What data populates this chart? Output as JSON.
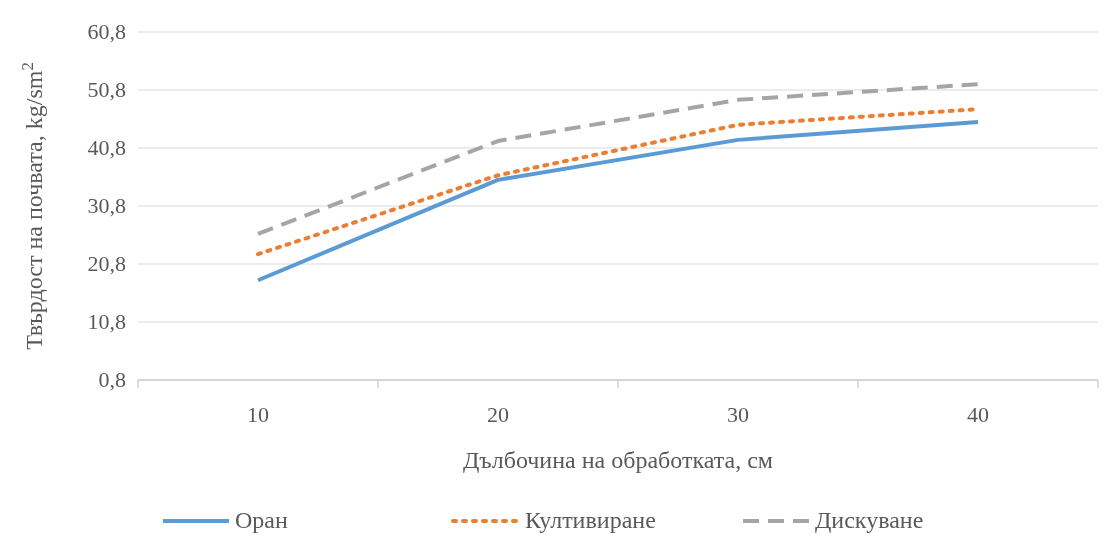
{
  "chart_data": {
    "type": "line",
    "xlabel": "Дълбочина на обработката, см",
    "ylabel": "Твърдост на почвата, kg/sm$^{2}$",
    "categories": [
      "10",
      "20",
      "30",
      "40"
    ],
    "series": [
      {
        "name": "Оран",
        "color": "#5b9bd5",
        "line_style": "solid",
        "values": [
          18.0,
          35.3,
          42.2,
          45.3
        ]
      },
      {
        "name": "Култивиране",
        "color": "#ed7d31",
        "line_style": "dotted",
        "values": [
          22.5,
          36.1,
          44.8,
          47.5
        ]
      },
      {
        "name": "Дискуване",
        "color": "#a5a5a5",
        "line_style": "dashed",
        "values": [
          26.0,
          42.0,
          49.1,
          51.8
        ]
      }
    ],
    "ylim": [
      0.8,
      60.8
    ],
    "yticks": [
      {
        "value": 0.8,
        "label": "0,8"
      },
      {
        "value": 10.8,
        "label": "10,8"
      },
      {
        "value": 20.8,
        "label": "20,8"
      },
      {
        "value": 30.8,
        "label": "30,8"
      },
      {
        "value": 40.8,
        "label": "40,8"
      },
      {
        "value": 50.8,
        "label": "50,8"
      },
      {
        "value": 60.8,
        "label": "60,8"
      }
    ],
    "grid": "y",
    "legend": "bottom",
    "marker": "none"
  }
}
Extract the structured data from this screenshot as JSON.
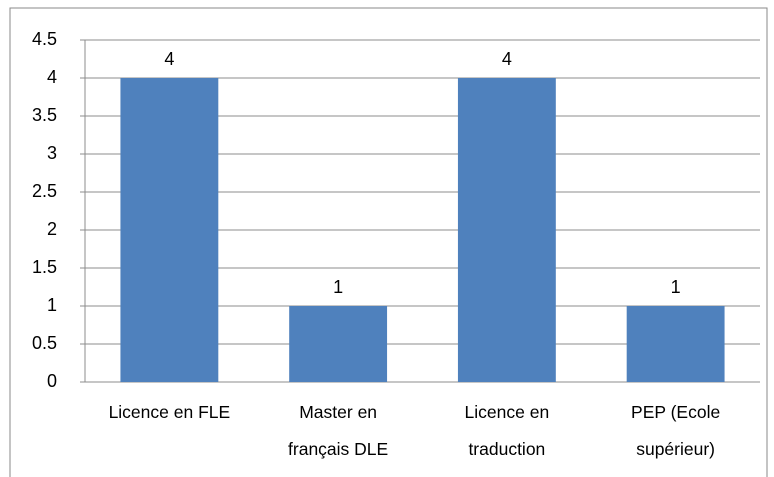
{
  "chart_data": {
    "type": "bar",
    "categories": [
      "Licence en FLE",
      "Master en français DLE",
      "Licence en traduction",
      "PEP (Ecole supérieur)"
    ],
    "values": [
      4,
      1,
      4,
      1
    ],
    "color": "#4f81bd",
    "ylim": [
      0,
      4.5
    ],
    "yticks": [
      0,
      0.5,
      1,
      1.5,
      2,
      2.5,
      3,
      3.5,
      4,
      4.5
    ],
    "grid": true
  }
}
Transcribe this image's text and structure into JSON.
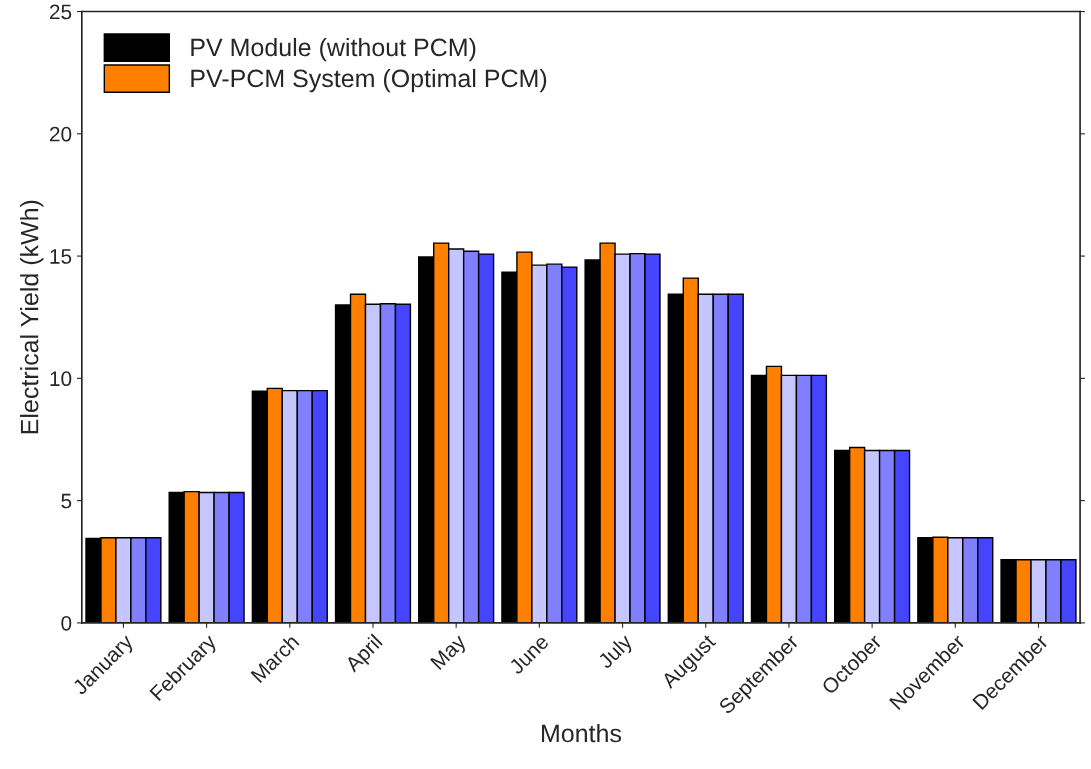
{
  "chart_data": {
    "type": "bar",
    "xlabel": "Months",
    "ylabel": "Electrical Yield (kWh)",
    "categories": [
      "January",
      "February",
      "March",
      "April",
      "May",
      "June",
      "July",
      "August",
      "September",
      "October",
      "November",
      "December"
    ],
    "series": [
      {
        "name": "PV Module (without PCM)",
        "color": "#000000",
        "values": [
          3.45,
          5.33,
          9.47,
          13.0,
          14.96,
          14.34,
          14.84,
          13.44,
          10.12,
          7.05,
          3.48,
          2.58
        ]
      },
      {
        "name": "PV-PCM System (Optimal PCM)",
        "color": "#ff7f00",
        "values": [
          3.48,
          5.37,
          9.59,
          13.44,
          15.53,
          15.16,
          15.53,
          14.1,
          10.49,
          7.17,
          3.5,
          2.58
        ]
      },
      {
        "color": "#c5c5ff",
        "values": [
          3.48,
          5.33,
          9.5,
          13.03,
          15.29,
          14.63,
          15.08,
          13.44,
          10.12,
          7.05,
          3.48,
          2.58
        ]
      },
      {
        "color": "#8080ff",
        "values": [
          3.48,
          5.33,
          9.5,
          13.05,
          15.2,
          14.67,
          15.1,
          13.44,
          10.12,
          7.05,
          3.48,
          2.58
        ]
      },
      {
        "color": "#4545ff",
        "values": [
          3.48,
          5.33,
          9.5,
          13.03,
          15.08,
          14.55,
          15.08,
          13.44,
          10.12,
          7.05,
          3.48,
          2.58
        ]
      }
    ],
    "ylim": [
      0,
      25
    ],
    "yticks": [
      0,
      5,
      10,
      15,
      20,
      25
    ],
    "grid": false,
    "legend": "top left"
  }
}
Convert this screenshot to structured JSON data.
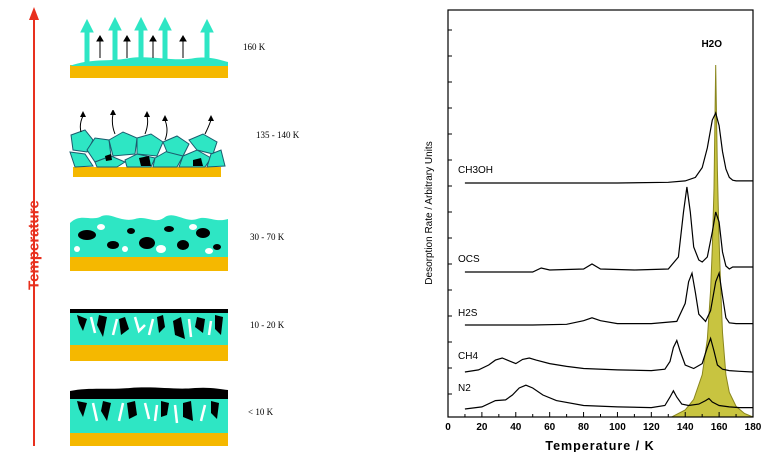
{
  "left_panel": {
    "axis_label": "Temperature",
    "stages": [
      {
        "label": "160 K"
      },
      {
        "label": "135 - 140 K"
      },
      {
        "label": "30 - 70 K"
      },
      {
        "label": "10 - 20 K"
      },
      {
        "label": "< 10 K"
      }
    ]
  },
  "chart_data": {
    "type": "line",
    "xlabel": "Temperature / K",
    "ylabel": "Desorption Rate / Arbitrary Units",
    "xlim": [
      0,
      180
    ],
    "xticks": [
      0,
      20,
      40,
      60,
      80,
      100,
      120,
      140,
      160,
      180
    ],
    "grid": false,
    "colors": {
      "traces": "#000000",
      "h2o_fill": "#c8c440",
      "h2o_stroke": "#8a861c",
      "axis_arrow": "#e8301e",
      "ice": "#2ee6c4",
      "substrate": "#f5b800"
    },
    "h2o": {
      "label": "H2O",
      "subscript": "2",
      "peak_x": 158,
      "x": [
        132,
        140,
        145,
        150,
        153,
        155,
        156,
        157,
        158,
        159,
        160,
        161,
        162,
        164,
        166,
        170,
        175,
        180
      ],
      "y": [
        0.0,
        0.02,
        0.05,
        0.12,
        0.22,
        0.36,
        0.48,
        0.65,
        1.0,
        0.7,
        0.5,
        0.36,
        0.24,
        0.12,
        0.07,
        0.03,
        0.01,
        0.0
      ]
    },
    "series": [
      {
        "name": "CH3OH",
        "subscript": "3",
        "x": [
          10,
          60,
          100,
          130,
          140,
          146,
          150,
          153,
          156,
          158,
          160,
          162,
          164,
          166,
          168,
          170,
          180
        ],
        "y": [
          0.0,
          0.0,
          0.0,
          0.01,
          0.03,
          0.08,
          0.22,
          0.5,
          0.9,
          1.0,
          0.82,
          0.45,
          0.2,
          0.08,
          0.04,
          0.03,
          0.03
        ]
      },
      {
        "name": "OCS",
        "x": [
          10,
          50,
          55,
          60,
          80,
          85,
          90,
          110,
          130,
          136,
          139,
          141,
          143,
          145,
          148,
          150,
          153,
          156,
          158,
          160,
          162,
          164,
          166,
          168,
          180
        ],
        "y": [
          0.0,
          0.0,
          0.04,
          0.02,
          0.03,
          0.08,
          0.03,
          0.02,
          0.03,
          0.15,
          0.6,
          0.85,
          0.6,
          0.25,
          0.12,
          0.1,
          0.15,
          0.4,
          0.6,
          0.5,
          0.2,
          0.06,
          0.03,
          0.05,
          0.05
        ]
      },
      {
        "name": "H2S",
        "subscript": "2",
        "x": [
          10,
          50,
          70,
          80,
          85,
          90,
          100,
          120,
          135,
          140,
          142,
          144,
          146,
          148,
          152,
          155,
          158,
          160,
          162,
          164,
          166,
          170,
          180
        ],
        "y": [
          0.0,
          0.0,
          0.01,
          0.06,
          0.1,
          0.06,
          0.02,
          0.02,
          0.05,
          0.3,
          0.6,
          0.72,
          0.45,
          0.15,
          0.05,
          0.2,
          0.6,
          0.72,
          0.4,
          0.1,
          0.03,
          0.02,
          0.02
        ]
      },
      {
        "name": "CH4",
        "subscript": "4",
        "x": [
          10,
          18,
          24,
          28,
          32,
          36,
          40,
          44,
          48,
          52,
          60,
          70,
          80,
          100,
          120,
          128,
          131,
          133,
          135,
          137,
          140,
          145,
          150,
          153,
          155,
          157,
          159,
          162,
          166,
          172,
          180
        ],
        "y": [
          0.0,
          0.03,
          0.1,
          0.17,
          0.2,
          0.16,
          0.12,
          0.18,
          0.2,
          0.17,
          0.12,
          0.08,
          0.05,
          0.03,
          0.02,
          0.04,
          0.15,
          0.35,
          0.45,
          0.3,
          0.1,
          0.05,
          0.12,
          0.35,
          0.48,
          0.3,
          0.1,
          0.04,
          0.02,
          0.01,
          0.0
        ]
      },
      {
        "name": "N2",
        "subscript": "2",
        "x": [
          10,
          20,
          28,
          34,
          38,
          42,
          46,
          50,
          56,
          64,
          80,
          100,
          120,
          128,
          131,
          133,
          135,
          138,
          142,
          148,
          152,
          154,
          156,
          160,
          166,
          172,
          180
        ],
        "y": [
          0.0,
          0.03,
          0.12,
          0.13,
          0.2,
          0.3,
          0.34,
          0.3,
          0.2,
          0.12,
          0.05,
          0.03,
          0.02,
          0.05,
          0.17,
          0.26,
          0.17,
          0.07,
          0.05,
          0.07,
          0.12,
          0.15,
          0.1,
          0.05,
          0.03,
          0.02,
          0.02
        ]
      }
    ]
  }
}
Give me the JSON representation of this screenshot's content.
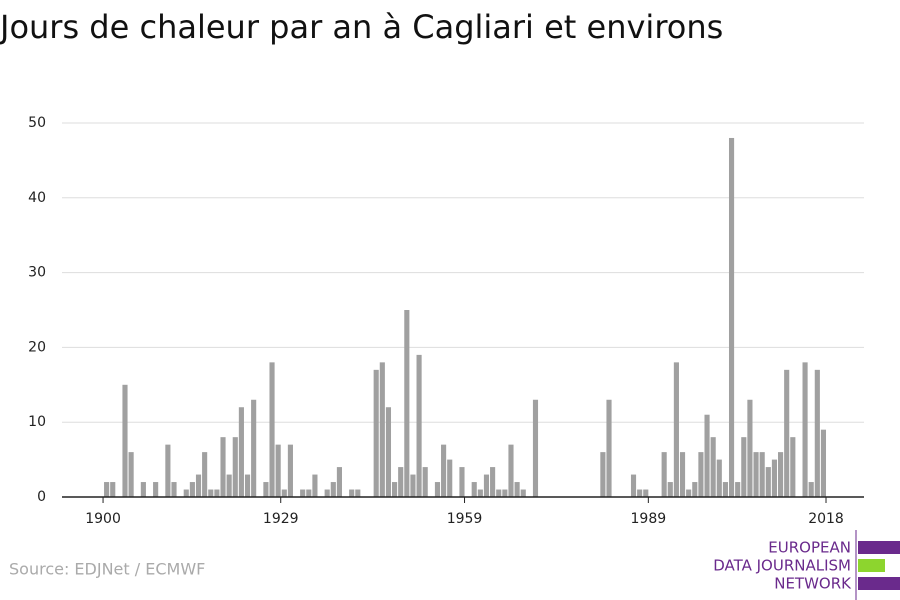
{
  "chart_data": {
    "type": "bar",
    "title": "Jours de chaleur par an à Cagliari et environs",
    "source": "Source: EDJNet / ECMWF",
    "logo": [
      "EUROPEAN",
      "DATA JOURNALISM",
      "NETWORK"
    ],
    "color": "#a0a0a0",
    "x": [
      1900,
      1901,
      1903,
      1904,
      1906,
      1908,
      1910,
      1911,
      1913,
      1914,
      1915,
      1916,
      1917,
      1918,
      1919,
      1920,
      1921,
      1922,
      1923,
      1924,
      1926,
      1927,
      1928,
      1929,
      1930,
      1932,
      1933,
      1934,
      1936,
      1937,
      1938,
      1940,
      1941,
      1944,
      1945,
      1946,
      1947,
      1948,
      1949,
      1950,
      1951,
      1952,
      1954,
      1955,
      1956,
      1958,
      1960,
      1961,
      1962,
      1963,
      1964,
      1965,
      1966,
      1967,
      1968,
      1970,
      1981,
      1982,
      1986,
      1987,
      1988,
      1991,
      1992,
      1993,
      1994,
      1995,
      1996,
      1997,
      1998,
      1999,
      2000,
      2001,
      2002,
      2003,
      2004,
      2005,
      2006,
      2007,
      2008,
      2009,
      2010,
      2011,
      2012,
      2014,
      2015,
      2016,
      2017
    ],
    "values": [
      2,
      2,
      15,
      6,
      2,
      2,
      7,
      2,
      1,
      2,
      3,
      6,
      1,
      1,
      8,
      3,
      8,
      12,
      3,
      13,
      2,
      18,
      7,
      1,
      7,
      1,
      1,
      3,
      1,
      2,
      4,
      1,
      1,
      17,
      18,
      12,
      2,
      4,
      25,
      3,
      19,
      4,
      2,
      7,
      5,
      4,
      2,
      1,
      3,
      4,
      1,
      1,
      7,
      2,
      1,
      13,
      6,
      13,
      3,
      1,
      1,
      6,
      2,
      18,
      6,
      1,
      2,
      6,
      11,
      8,
      5,
      2,
      48,
      2,
      8,
      13,
      6,
      6,
      4,
      5,
      6,
      17,
      8,
      18,
      2,
      17,
      9
    ],
    "xlim": [
      1893.3,
      2024.2
    ],
    "xticks": [
      1900,
      1929,
      1959,
      1989,
      2018
    ],
    "ylim": [
      0,
      50
    ],
    "yticks": [
      0,
      10,
      20,
      30,
      40,
      50
    ],
    "grid": true
  }
}
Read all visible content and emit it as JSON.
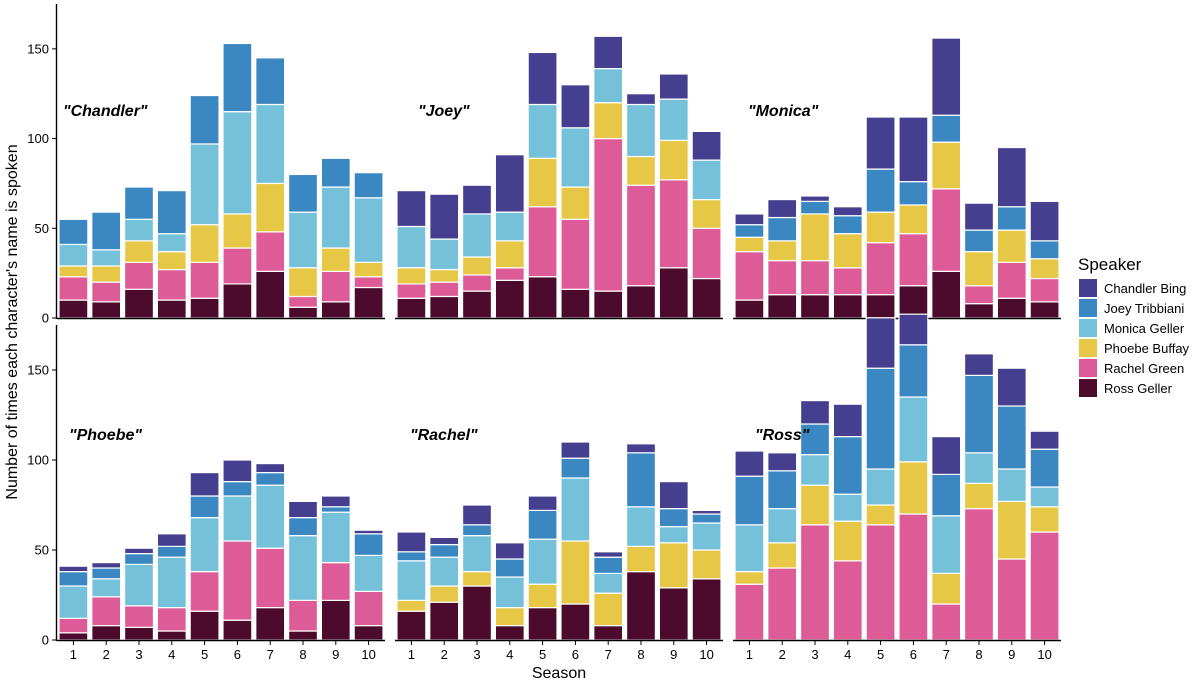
{
  "chart_data": {
    "type": "bar",
    "stacked": true,
    "xlabel": "Season",
    "ylabel": "Number of times each character's name is spoken",
    "ylim": [
      0,
      175
    ],
    "yticks": [
      0,
      50,
      100,
      150
    ],
    "categories": [
      "1",
      "2",
      "3",
      "4",
      "5",
      "6",
      "7",
      "8",
      "9",
      "10"
    ],
    "legend": {
      "title": "Speaker",
      "position": "right",
      "items": [
        {
          "name": "Chandler Bing",
          "color": "#463f8f"
        },
        {
          "name": "Joey Tribbiani",
          "color": "#3a87c2"
        },
        {
          "name": "Monica Geller",
          "color": "#76c1da"
        },
        {
          "name": "Phoebe Buffay",
          "color": "#e6c746"
        },
        {
          "name": "Rachel Green",
          "color": "#dd5c98"
        },
        {
          "name": "Ross Geller",
          "color": "#4c0b2d"
        }
      ]
    },
    "stack_order": [
      "Ross Geller",
      "Rachel Green",
      "Phoebe Buffay",
      "Monica Geller",
      "Joey Tribbiani",
      "Chandler Bing"
    ],
    "facets": [
      {
        "label": "\"Chandler\"",
        "series": [
          {
            "name": "Ross Geller",
            "values": [
              10,
              9,
              16,
              10,
              11,
              19,
              26,
              6,
              9,
              17
            ]
          },
          {
            "name": "Rachel Green",
            "values": [
              13,
              11,
              15,
              17,
              20,
              20,
              22,
              6,
              17,
              6
            ]
          },
          {
            "name": "Phoebe Buffay",
            "values": [
              6,
              9,
              12,
              10,
              21,
              19,
              27,
              16,
              13,
              8
            ]
          },
          {
            "name": "Monica Geller",
            "values": [
              12,
              9,
              12,
              10,
              45,
              57,
              44,
              31,
              34,
              36
            ]
          },
          {
            "name": "Joey Tribbiani",
            "values": [
              14,
              21,
              18,
              24,
              27,
              38,
              26,
              21,
              16,
              14
            ]
          },
          {
            "name": "Chandler Bing",
            "values": [
              0,
              0,
              0,
              0,
              0,
              0,
              0,
              0,
              0,
              0
            ]
          }
        ]
      },
      {
        "label": "\"Joey\"",
        "series": [
          {
            "name": "Ross Geller",
            "values": [
              11,
              12,
              15,
              21,
              23,
              16,
              15,
              18,
              28,
              22
            ]
          },
          {
            "name": "Rachel Green",
            "values": [
              8,
              8,
              9,
              7,
              39,
              39,
              85,
              56,
              49,
              28
            ]
          },
          {
            "name": "Phoebe Buffay",
            "values": [
              9,
              7,
              10,
              15,
              27,
              18,
              20,
              16,
              22,
              16
            ]
          },
          {
            "name": "Monica Geller",
            "values": [
              23,
              17,
              24,
              16,
              30,
              33,
              19,
              29,
              23,
              22
            ]
          },
          {
            "name": "Joey Tribbiani",
            "values": [
              0,
              0,
              0,
              0,
              0,
              0,
              0,
              0,
              0,
              0
            ]
          },
          {
            "name": "Chandler Bing",
            "values": [
              20,
              25,
              16,
              32,
              29,
              24,
              18,
              6,
              14,
              16
            ]
          }
        ]
      },
      {
        "label": "\"Monica\"",
        "series": [
          {
            "name": "Ross Geller",
            "values": [
              10,
              13,
              13,
              13,
              13,
              18,
              26,
              8,
              11,
              9
            ]
          },
          {
            "name": "Rachel Green",
            "values": [
              27,
              19,
              19,
              15,
              29,
              29,
              46,
              10,
              20,
              13
            ]
          },
          {
            "name": "Phoebe Buffay",
            "values": [
              8,
              11,
              26,
              19,
              17,
              16,
              26,
              19,
              18,
              11
            ]
          },
          {
            "name": "Monica Geller",
            "values": [
              0,
              0,
              0,
              0,
              0,
              0,
              0,
              0,
              0,
              0
            ]
          },
          {
            "name": "Joey Tribbiani",
            "values": [
              7,
              13,
              7,
              10,
              24,
              13,
              15,
              12,
              13,
              10
            ]
          },
          {
            "name": "Chandler Bing",
            "values": [
              6,
              10,
              3,
              5,
              29,
              36,
              43,
              15,
              33,
              22
            ]
          }
        ]
      },
      {
        "label": "\"Phoebe\"",
        "series": [
          {
            "name": "Ross Geller",
            "values": [
              4,
              8,
              7,
              5,
              16,
              11,
              18,
              5,
              22,
              8
            ]
          },
          {
            "name": "Rachel Green",
            "values": [
              8,
              16,
              12,
              13,
              22,
              44,
              33,
              17,
              21,
              19
            ]
          },
          {
            "name": "Phoebe Buffay",
            "values": [
              0,
              0,
              0,
              0,
              0,
              0,
              0,
              0,
              0,
              0
            ]
          },
          {
            "name": "Monica Geller",
            "values": [
              18,
              10,
              23,
              28,
              30,
              25,
              35,
              36,
              28,
              20
            ]
          },
          {
            "name": "Joey Tribbiani",
            "values": [
              8,
              6,
              6,
              6,
              12,
              8,
              7,
              10,
              3,
              12
            ]
          },
          {
            "name": "Chandler Bing",
            "values": [
              3,
              3,
              3,
              7,
              13,
              12,
              5,
              9,
              6,
              2
            ]
          }
        ]
      },
      {
        "label": "\"Rachel\"",
        "series": [
          {
            "name": "Ross Geller",
            "values": [
              16,
              21,
              30,
              8,
              18,
              20,
              8,
              38,
              29,
              34
            ]
          },
          {
            "name": "Rachel Green",
            "values": [
              0,
              0,
              0,
              0,
              0,
              0,
              0,
              0,
              0,
              0
            ]
          },
          {
            "name": "Phoebe Buffay",
            "values": [
              6,
              9,
              8,
              10,
              13,
              35,
              18,
              14,
              25,
              16
            ]
          },
          {
            "name": "Monica Geller",
            "values": [
              22,
              16,
              20,
              17,
              25,
              35,
              11,
              22,
              9,
              15
            ]
          },
          {
            "name": "Joey Tribbiani",
            "values": [
              5,
              7,
              6,
              10,
              16,
              11,
              9,
              30,
              10,
              5
            ]
          },
          {
            "name": "Chandler Bing",
            "values": [
              11,
              4,
              11,
              9,
              8,
              9,
              3,
              5,
              15,
              2
            ]
          }
        ]
      },
      {
        "label": "\"Ross\"",
        "series": [
          {
            "name": "Ross Geller",
            "values": [
              0,
              0,
              0,
              0,
              0,
              0,
              0,
              0,
              0,
              0
            ]
          },
          {
            "name": "Rachel Green",
            "values": [
              31,
              40,
              64,
              44,
              64,
              70,
              20,
              73,
              45,
              60
            ]
          },
          {
            "name": "Phoebe Buffay",
            "values": [
              7,
              14,
              22,
              22,
              11,
              29,
              17,
              14,
              32,
              14
            ]
          },
          {
            "name": "Monica Geller",
            "values": [
              26,
              19,
              17,
              15,
              20,
              36,
              32,
              17,
              18,
              11
            ]
          },
          {
            "name": "Joey Tribbiani",
            "values": [
              27,
              21,
              17,
              32,
              56,
              29,
              23,
              43,
              35,
              21
            ]
          },
          {
            "name": "Chandler Bing",
            "values": [
              14,
              10,
              13,
              18,
              28,
              17,
              21,
              12,
              21,
              10
            ]
          }
        ]
      }
    ]
  }
}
◇ ◇ ◇ ◇ ◇
**WHAT IS NEEDED:**
Pick every line with "xlabel" in it and copy it.

**THE RESULT:**
    "xlabel": "Дълбочина на обработката, см",
    "xlabel": "Months",
    "xlabel": "Temperature / K",
    "xlabel": "Season",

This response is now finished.